◆ Required task: Locate every line in the material below that has the word "ดตามหล". Copy each of those lines.

------------------------

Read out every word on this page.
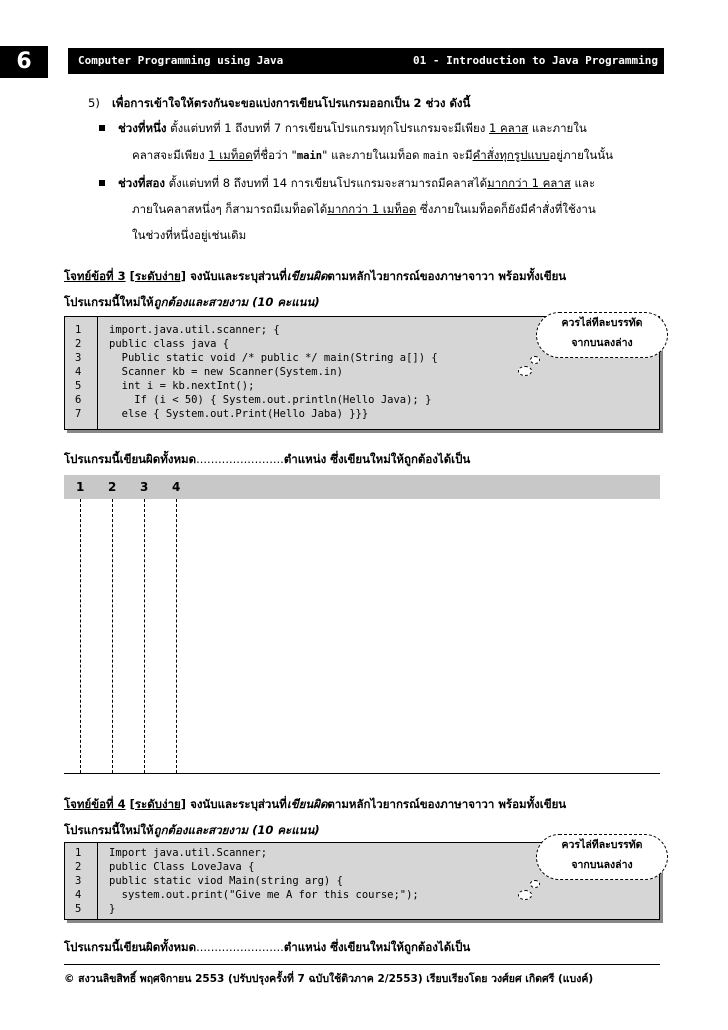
6	Computer Programming using Java	01 - Introduction to Java Programming
5) เพื่อการเข้าใจให้ตรงกันจะขอแบ่งการเขียนโปรแกรมออกเป็น 2 ช่วง ดังนี้
ช่วงที่หนึ่ง ตั้งแต่บทที่ 1 ถึงบทที่ 7 การเขียนโปรแกรมทุกโปรแกรมจะมีเพียง 1 คลาส และภายใน
คลาสจะมีเพียง 1 เมท็อดที่ชื่อว่า "main" และภายในเมท็อด main จะมีคำสั่งทุกรูปแบบอยู่ภายในนั้น
ช่วงที่สอง ตั้งแต่บทที่ 8 ถึงบทที่ 14 การเขียนโปรแกรมจะสามารถมีคลาสได้มากกว่า 1 คลาส และ
ภายในคลาสหนึ่งๆ ก็สามารถมีเมท็อดได้มากกว่า 1 เมท็อด ซึ่งภายในเมท็อดก็ยังมีคำสั่งที่ใช้งาน
ในช่วงที่หนึ่งอยู่เช่นเดิม
โจทย์ข้อที่ 3 [ระดับง่าย] จงนับและระบุส่วนที่เขียนผิดตามหลักไวยากรณ์ของภาษาจาวา พร้อมทั้งเขียน
โปรแกรมนี้ใหม่ให้ถูกต้องและสวยงาม (10 คะแนน)
1
2
3
4
5
6
7
import.java.util.scanner; {
public class java {
Public static void /* public */ main(String a[]) {
Scanner kb = new Scanner(System.in)
int i = kb.nextInt();
If (i < 50) { System.out.println(Hello Java); }
else { System.out.Print(Hello Jaba) }}}
ควรไล่ทีละบรรทัด
จากบนลงล่าง
โปรแกรมนี้เขียนผิดทั้งหมด........................ตำแหน่ง ซึ่งเขียนใหม่ให้ถูกต้องได้เป็น
1 2 3 4
โจทย์ข้อที่ 4 [ระดับง่าย] จงนับและระบุส่วนที่เขียนผิดตามหลักไวยากรณ์ของภาษาจาวา พร้อมทั้งเขียน
โปรแกรมนี้ใหม่ให้ถูกต้องและสวยงาม (10 คะแนน)
1
2
3
4
5
Import java.util.Scanner;
public Class LoveJava {
public static viod Main(string arg) {
system.out.print("Give me A for this course;");
}
ควรไล่ทีละบรรทัด
จากบนลงล่าง
โปรแกรมนี้เขียนผิดทั้งหมด........................ตำแหน่ง ซึ่งเขียนใหม่ให้ถูกต้องได้เป็น
© สงวนลิขสิทธิ์ พฤศจิกายน 2553 (ปรับปรุงครั้งที่ 7 ฉบับใช้ติวภาค 2/2553) เรียบเรียงโดย วงศ์ยศ เกิดศรี (แบงค์)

------------------------

◆ Exercise solution:
โจทย์ข้อที่ 3 [ระดับง่าย] จงนับและระบุส่วนที่เขียนผิดตามหลักไวยากรณ์ของภาษาจาวา พร้อมทั้งเขียน
โจทย์ข้อที่ 4 [ระดับง่าย] จงนับและระบุส่วนที่เขียนผิดตามหลักไวยากรณ์ของภาษาจาวา พร้อมทั้งเขียน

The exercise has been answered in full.